* Task prompt: Check each line of the listing for the word "start" and report how many lines contain it, giving nothing but the number.

(begin)

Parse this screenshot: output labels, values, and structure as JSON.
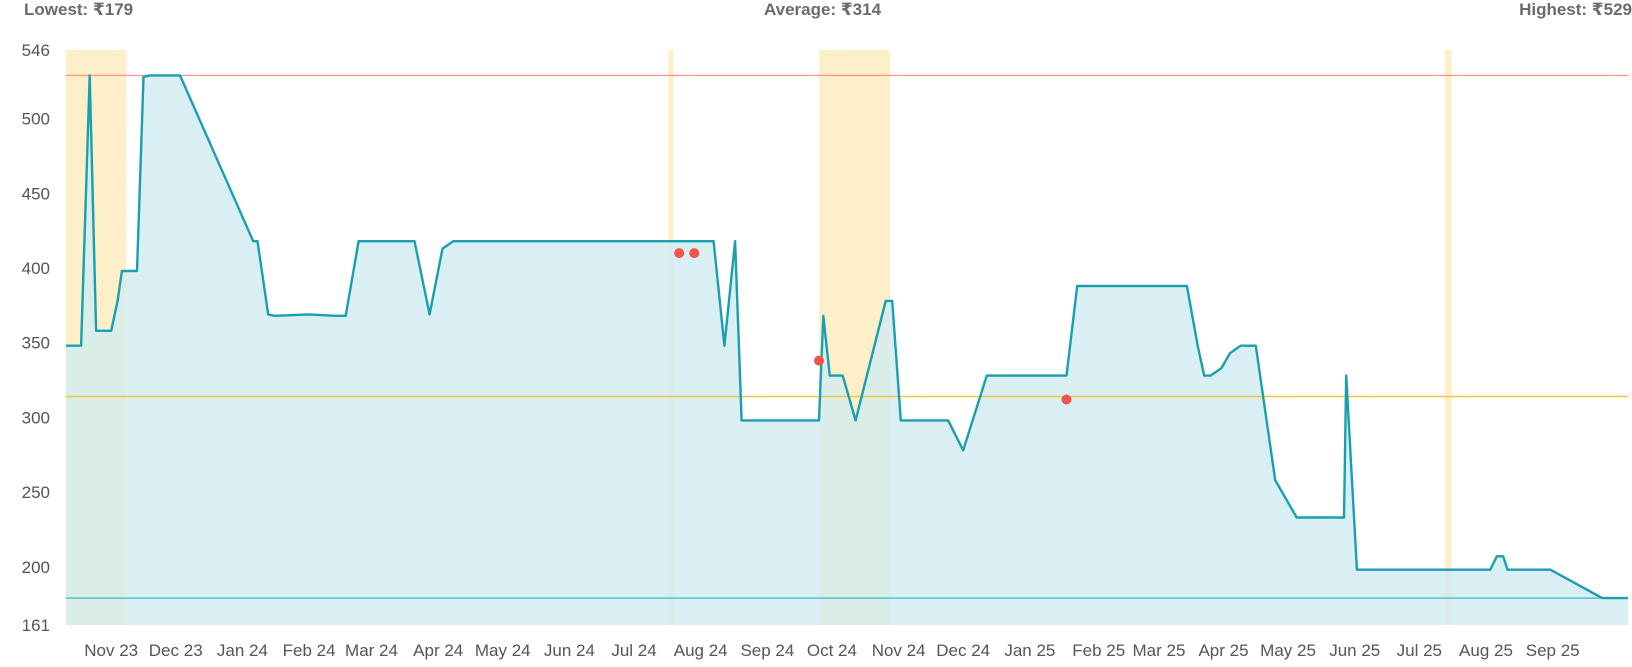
{
  "stats": {
    "lowest": "Lowest: ₹179",
    "average": "Average: ₹314",
    "highest": "Highest: ₹529"
  },
  "chart_data": {
    "type": "area",
    "title": "",
    "xlabel": "",
    "ylabel": "",
    "ylim": [
      161,
      546
    ],
    "y_ticks": [
      546,
      500,
      450,
      400,
      350,
      300,
      250,
      200,
      161
    ],
    "x_range": [
      "2023-10-15",
      "2025-10-10"
    ],
    "x_ticks": [
      {
        "date": "2023-11-05",
        "label": "Nov 23"
      },
      {
        "date": "2023-12-05",
        "label": "Dec 23"
      },
      {
        "date": "2024-01-05",
        "label": "Jan 24"
      },
      {
        "date": "2024-02-05",
        "label": "Feb 24"
      },
      {
        "date": "2024-03-05",
        "label": "Mar 24"
      },
      {
        "date": "2024-04-05",
        "label": "Apr 24"
      },
      {
        "date": "2024-05-05",
        "label": "May 24"
      },
      {
        "date": "2024-06-05",
        "label": "Jun 24"
      },
      {
        "date": "2024-07-05",
        "label": "Jul 24"
      },
      {
        "date": "2024-08-05",
        "label": "Aug 24"
      },
      {
        "date": "2024-09-05",
        "label": "Sep 24"
      },
      {
        "date": "2024-10-05",
        "label": "Oct 24"
      },
      {
        "date": "2024-11-05",
        "label": "Nov 24"
      },
      {
        "date": "2024-12-05",
        "label": "Dec 24"
      },
      {
        "date": "2025-01-05",
        "label": "Jan 25"
      },
      {
        "date": "2025-02-06",
        "label": "Feb 25"
      },
      {
        "date": "2025-03-06",
        "label": "Mar 25"
      },
      {
        "date": "2025-04-05",
        "label": "Apr 25"
      },
      {
        "date": "2025-05-05",
        "label": "May 25"
      },
      {
        "date": "2025-06-05",
        "label": "Jun 25"
      },
      {
        "date": "2025-07-05",
        "label": "Jul 25"
      },
      {
        "date": "2025-08-05",
        "label": "Aug 25"
      },
      {
        "date": "2025-09-05",
        "label": "Sep 25"
      }
    ],
    "grid": false,
    "reference_lines": [
      {
        "value": 529,
        "color": "#f59a8e"
      },
      {
        "value": 314,
        "color": "#f5c63a"
      },
      {
        "value": 179,
        "color": "#4fc3cc"
      }
    ],
    "highlight_bands": [
      {
        "start": "2023-10-15",
        "end": "2023-11-12",
        "color": "#fdf0c8"
      },
      {
        "start": "2024-07-21",
        "end": "2024-07-23",
        "color": "#fdf0c8"
      },
      {
        "start": "2024-09-29",
        "end": "2024-11-01",
        "color": "#fdf0c8"
      },
      {
        "start": "2025-07-17",
        "end": "2025-07-20",
        "color": "#fdf0c8"
      }
    ],
    "series": [
      {
        "line_color": "#1a9fb0",
        "fill_color": "#d2ebf0",
        "points": [
          [
            "2023-10-15",
            348
          ],
          [
            "2023-10-22",
            348
          ],
          [
            "2023-10-26",
            529
          ],
          [
            "2023-10-29",
            358
          ],
          [
            "2023-11-05",
            358
          ],
          [
            "2023-11-08",
            378
          ],
          [
            "2023-11-10",
            398
          ],
          [
            "2023-11-17",
            398
          ],
          [
            "2023-11-20",
            528
          ],
          [
            "2023-11-23",
            529
          ],
          [
            "2023-12-07",
            529
          ],
          [
            "2024-01-10",
            418
          ],
          [
            "2024-01-12",
            418
          ],
          [
            "2024-01-17",
            369
          ],
          [
            "2024-01-20",
            368
          ],
          [
            "2024-02-05",
            369
          ],
          [
            "2024-02-17",
            368
          ],
          [
            "2024-02-22",
            368
          ],
          [
            "2024-02-28",
            418
          ],
          [
            "2024-03-25",
            418
          ],
          [
            "2024-04-01",
            369
          ],
          [
            "2024-04-07",
            413
          ],
          [
            "2024-04-12",
            418
          ],
          [
            "2024-05-20",
            418
          ],
          [
            "2024-08-11",
            418
          ],
          [
            "2024-08-16",
            348
          ],
          [
            "2024-08-21",
            418
          ],
          [
            "2024-08-24",
            298
          ],
          [
            "2024-09-20",
            298
          ],
          [
            "2024-09-29",
            298
          ],
          [
            "2024-10-01",
            368
          ],
          [
            "2024-10-04",
            328
          ],
          [
            "2024-10-10",
            328
          ],
          [
            "2024-10-16",
            298
          ],
          [
            "2024-10-30",
            378
          ],
          [
            "2024-11-02",
            378
          ],
          [
            "2024-11-06",
            298
          ],
          [
            "2024-11-10",
            298
          ],
          [
            "2024-11-28",
            298
          ],
          [
            "2024-12-05",
            278
          ],
          [
            "2024-12-16",
            328
          ],
          [
            "2025-01-22",
            328
          ],
          [
            "2025-01-27",
            388
          ],
          [
            "2025-03-19",
            388
          ],
          [
            "2025-03-24",
            348
          ],
          [
            "2025-03-27",
            328
          ],
          [
            "2025-03-30",
            328
          ],
          [
            "2025-04-04",
            333
          ],
          [
            "2025-04-08",
            343
          ],
          [
            "2025-04-13",
            348
          ],
          [
            "2025-04-20",
            348
          ],
          [
            "2025-04-29",
            258
          ],
          [
            "2025-05-09",
            233
          ],
          [
            "2025-05-31",
            233
          ],
          [
            "2025-06-01",
            328
          ],
          [
            "2025-06-06",
            198
          ],
          [
            "2025-08-07",
            198
          ],
          [
            "2025-08-10",
            207
          ],
          [
            "2025-08-13",
            207
          ],
          [
            "2025-08-15",
            198
          ],
          [
            "2025-09-04",
            198
          ],
          [
            "2025-09-28",
            179
          ],
          [
            "2025-10-10",
            179
          ]
        ]
      }
    ],
    "markers": [
      {
        "date": "2024-07-26",
        "value": 410,
        "color": "#f4524a"
      },
      {
        "date": "2024-08-02",
        "value": 410,
        "color": "#f4524a"
      },
      {
        "date": "2024-09-29",
        "value": 338,
        "color": "#f4524a"
      },
      {
        "date": "2025-01-22",
        "value": 312,
        "color": "#f4524a"
      }
    ]
  }
}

(end)

* Full answer: 4